Material provided:
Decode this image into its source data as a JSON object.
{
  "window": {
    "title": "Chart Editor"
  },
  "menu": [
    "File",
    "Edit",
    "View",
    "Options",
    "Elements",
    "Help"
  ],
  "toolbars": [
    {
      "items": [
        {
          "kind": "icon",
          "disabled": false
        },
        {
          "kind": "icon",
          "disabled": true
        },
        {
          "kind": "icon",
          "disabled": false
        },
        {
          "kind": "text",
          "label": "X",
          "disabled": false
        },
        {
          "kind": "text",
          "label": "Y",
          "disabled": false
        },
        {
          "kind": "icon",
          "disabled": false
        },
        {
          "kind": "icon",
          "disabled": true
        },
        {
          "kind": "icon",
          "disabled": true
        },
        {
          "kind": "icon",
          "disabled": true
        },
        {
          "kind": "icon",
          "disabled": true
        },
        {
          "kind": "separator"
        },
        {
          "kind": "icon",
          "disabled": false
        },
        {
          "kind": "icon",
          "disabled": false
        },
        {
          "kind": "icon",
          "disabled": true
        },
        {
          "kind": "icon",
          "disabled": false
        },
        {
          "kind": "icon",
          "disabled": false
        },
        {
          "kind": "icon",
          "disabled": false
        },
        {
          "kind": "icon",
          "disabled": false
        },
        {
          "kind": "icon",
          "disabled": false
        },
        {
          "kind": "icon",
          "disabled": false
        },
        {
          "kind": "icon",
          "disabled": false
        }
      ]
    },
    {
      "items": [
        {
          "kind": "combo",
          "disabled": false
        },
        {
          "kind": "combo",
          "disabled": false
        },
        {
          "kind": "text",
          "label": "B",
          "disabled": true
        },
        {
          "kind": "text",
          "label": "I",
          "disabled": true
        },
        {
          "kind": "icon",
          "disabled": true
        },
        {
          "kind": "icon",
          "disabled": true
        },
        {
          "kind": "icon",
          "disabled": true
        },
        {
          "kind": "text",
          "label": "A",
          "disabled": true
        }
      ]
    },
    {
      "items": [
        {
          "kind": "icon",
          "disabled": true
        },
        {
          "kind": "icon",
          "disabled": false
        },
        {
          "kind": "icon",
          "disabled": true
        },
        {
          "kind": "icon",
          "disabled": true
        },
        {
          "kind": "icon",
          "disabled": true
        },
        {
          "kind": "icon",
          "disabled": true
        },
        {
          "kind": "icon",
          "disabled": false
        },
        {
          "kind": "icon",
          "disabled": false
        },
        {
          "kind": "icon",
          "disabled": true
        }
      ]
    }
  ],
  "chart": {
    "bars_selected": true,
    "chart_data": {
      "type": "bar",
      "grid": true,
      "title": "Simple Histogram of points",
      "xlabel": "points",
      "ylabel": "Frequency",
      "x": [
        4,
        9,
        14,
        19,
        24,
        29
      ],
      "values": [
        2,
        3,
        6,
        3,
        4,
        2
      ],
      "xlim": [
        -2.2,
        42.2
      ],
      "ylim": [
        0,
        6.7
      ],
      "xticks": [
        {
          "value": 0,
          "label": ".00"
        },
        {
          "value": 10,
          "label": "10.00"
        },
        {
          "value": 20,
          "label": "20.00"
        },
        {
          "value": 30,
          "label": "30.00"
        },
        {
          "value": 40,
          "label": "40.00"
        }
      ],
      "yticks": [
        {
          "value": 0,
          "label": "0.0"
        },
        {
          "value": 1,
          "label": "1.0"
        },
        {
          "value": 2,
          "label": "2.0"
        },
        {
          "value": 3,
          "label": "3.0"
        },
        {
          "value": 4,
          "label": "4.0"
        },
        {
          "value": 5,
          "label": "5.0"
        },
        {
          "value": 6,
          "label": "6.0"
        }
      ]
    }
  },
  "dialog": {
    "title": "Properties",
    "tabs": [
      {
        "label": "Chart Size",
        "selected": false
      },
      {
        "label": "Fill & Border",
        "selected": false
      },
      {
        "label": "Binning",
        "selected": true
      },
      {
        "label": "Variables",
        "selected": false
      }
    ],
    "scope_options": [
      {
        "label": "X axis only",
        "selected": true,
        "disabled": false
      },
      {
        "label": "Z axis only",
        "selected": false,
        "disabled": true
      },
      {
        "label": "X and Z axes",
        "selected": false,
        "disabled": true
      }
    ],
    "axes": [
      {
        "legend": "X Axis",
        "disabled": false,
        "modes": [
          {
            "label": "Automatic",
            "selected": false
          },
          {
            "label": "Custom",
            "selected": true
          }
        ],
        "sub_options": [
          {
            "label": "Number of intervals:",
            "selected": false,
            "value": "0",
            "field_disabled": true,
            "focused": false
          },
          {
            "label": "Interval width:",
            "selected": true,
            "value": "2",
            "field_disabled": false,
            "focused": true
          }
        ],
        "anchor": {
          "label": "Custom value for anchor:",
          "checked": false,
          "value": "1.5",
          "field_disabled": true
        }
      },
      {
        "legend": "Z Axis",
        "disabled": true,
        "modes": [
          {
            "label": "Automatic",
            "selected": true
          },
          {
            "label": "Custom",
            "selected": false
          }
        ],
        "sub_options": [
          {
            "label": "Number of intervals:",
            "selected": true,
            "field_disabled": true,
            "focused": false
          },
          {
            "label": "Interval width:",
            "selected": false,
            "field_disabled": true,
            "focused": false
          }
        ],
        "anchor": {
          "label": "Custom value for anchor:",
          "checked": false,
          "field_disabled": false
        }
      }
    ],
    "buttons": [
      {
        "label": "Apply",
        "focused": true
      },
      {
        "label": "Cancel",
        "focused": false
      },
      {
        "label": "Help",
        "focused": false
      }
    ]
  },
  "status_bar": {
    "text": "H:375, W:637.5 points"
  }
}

Task prompt:
Produce an exact copy of all the records.

Exercise response:
Decode this image into its source data as a JSON object.
{
  "window": {
    "title": "Chart Editor"
  },
  "menu": [
    "File",
    "Edit",
    "View",
    "Options",
    "Elements",
    "Help"
  ],
  "toolbars": [
    {
      "items": [
        {
          "kind": "icon",
          "disabled": false
        },
        {
          "kind": "icon",
          "disabled": true
        },
        {
          "kind": "icon",
          "disabled": false
        },
        {
          "kind": "text",
          "label": "X",
          "disabled": false
        },
        {
          "kind": "text",
          "label": "Y",
          "disabled": false
        },
        {
          "kind": "icon",
          "disabled": false
        },
        {
          "kind": "icon",
          "disabled": true
        },
        {
          "kind": "icon",
          "disabled": true
        },
        {
          "kind": "icon",
          "disabled": true
        },
        {
          "kind": "icon",
          "disabled": true
        },
        {
          "kind": "separator"
        },
        {
          "kind": "icon",
          "disabled": false
        },
        {
          "kind": "icon",
          "disabled": false
        },
        {
          "kind": "icon",
          "disabled": true
        },
        {
          "kind": "icon",
          "disabled": false
        },
        {
          "kind": "icon",
          "disabled": false
        },
        {
          "kind": "icon",
          "disabled": false
        },
        {
          "kind": "icon",
          "disabled": false
        },
        {
          "kind": "icon",
          "disabled": false
        },
        {
          "kind": "icon",
          "disabled": false
        },
        {
          "kind": "icon",
          "disabled": false
        }
      ]
    },
    {
      "items": [
        {
          "kind": "combo",
          "disabled": false
        },
        {
          "kind": "combo",
          "disabled": false
        },
        {
          "kind": "text",
          "label": "B",
          "disabled": true
        },
        {
          "kind": "text",
          "label": "I",
          "disabled": true
        },
        {
          "kind": "icon",
          "disabled": true
        },
        {
          "kind": "icon",
          "disabled": true
        },
        {
          "kind": "icon",
          "disabled": true
        },
        {
          "kind": "text",
          "label": "A",
          "disabled": true
        }
      ]
    },
    {
      "items": [
        {
          "kind": "icon",
          "disabled": true
        },
        {
          "kind": "icon",
          "disabled": false
        },
        {
          "kind": "icon",
          "disabled": true
        },
        {
          "kind": "icon",
          "disabled": true
        },
        {
          "kind": "icon",
          "disabled": true
        },
        {
          "kind": "icon",
          "disabled": true
        },
        {
          "kind": "icon",
          "disabled": false
        },
        {
          "kind": "icon",
          "disabled": false
        },
        {
          "kind": "icon",
          "disabled": true
        }
      ]
    }
  ],
  "chart": {
    "bars_selected": true,
    "chart_data": {
      "type": "bar",
      "grid": true,
      "title": "Simple Histogram of points",
      "xlabel": "points",
      "ylabel": "Frequency",
      "x": [
        4,
        9,
        14,
        19,
        24,
        29
      ],
      "values": [
        2,
        3,
        6,
        3,
        4,
        2
      ],
      "xlim": [
        -2.2,
        42.2
      ],
      "ylim": [
        0,
        6.7
      ],
      "xticks": [
        {
          "value": 0,
          "label": ".00"
        },
        {
          "value": 10,
          "label": "10.00"
        },
        {
          "value": 20,
          "label": "20.00"
        },
        {
          "value": 30,
          "label": "30.00"
        },
        {
          "value": 40,
          "label": "40.00"
        }
      ],
      "yticks": [
        {
          "value": 0,
          "label": "0.0"
        },
        {
          "value": 1,
          "label": "1.0"
        },
        {
          "value": 2,
          "label": "2.0"
        },
        {
          "value": 3,
          "label": "3.0"
        },
        {
          "value": 4,
          "label": "4.0"
        },
        {
          "value": 5,
          "label": "5.0"
        },
        {
          "value": 6,
          "label": "6.0"
        }
      ]
    }
  },
  "dialog": {
    "title": "Properties",
    "tabs": [
      {
        "label": "Chart Size",
        "selected": false
      },
      {
        "label": "Fill & Border",
        "selected": false
      },
      {
        "label": "Binning",
        "selected": true
      },
      {
        "label": "Variables",
        "selected": false
      }
    ],
    "scope_options": [
      {
        "label": "X axis only",
        "selected": true,
        "disabled": false
      },
      {
        "label": "Z axis only",
        "selected": false,
        "disabled": true
      },
      {
        "label": "X and Z axes",
        "selected": false,
        "disabled": true
      }
    ],
    "axes": [
      {
        "legend": "X Axis",
        "disabled": false,
        "modes": [
          {
            "label": "Automatic",
            "selected": false
          },
          {
            "label": "Custom",
            "selected": true
          }
        ],
        "sub_options": [
          {
            "label": "Number of intervals:",
            "selected": false,
            "value": "0",
            "field_disabled": true,
            "focused": false
          },
          {
            "label": "Interval width:",
            "selected": true,
            "value": "2",
            "field_disabled": false,
            "focused": true
          }
        ],
        "anchor": {
          "label": "Custom value for anchor:",
          "checked": false,
          "value": "1.5",
          "field_disabled": true
        }
      },
      {
        "legend": "Z Axis",
        "disabled": true,
        "modes": [
          {
            "label": "Automatic",
            "selected": true
          },
          {
            "label": "Custom",
            "selected": false
          }
        ],
        "sub_options": [
          {
            "label": "Number of intervals:",
            "selected": true,
            "field_disabled": true,
            "focused": false
          },
          {
            "label": "Interval width:",
            "selected": false,
            "field_disabled": true,
            "focused": false
          }
        ],
        "anchor": {
          "label": "Custom value for anchor:",
          "checked": false,
          "field_disabled": false
        }
      }
    ],
    "buttons": [
      {
        "label": "Apply",
        "focused": true
      },
      {
        "label": "Cancel",
        "focused": false
      },
      {
        "label": "Help",
        "focused": false
      }
    ]
  },
  "status_bar": {
    "text": "H:375, W:637.5 points"
  }
}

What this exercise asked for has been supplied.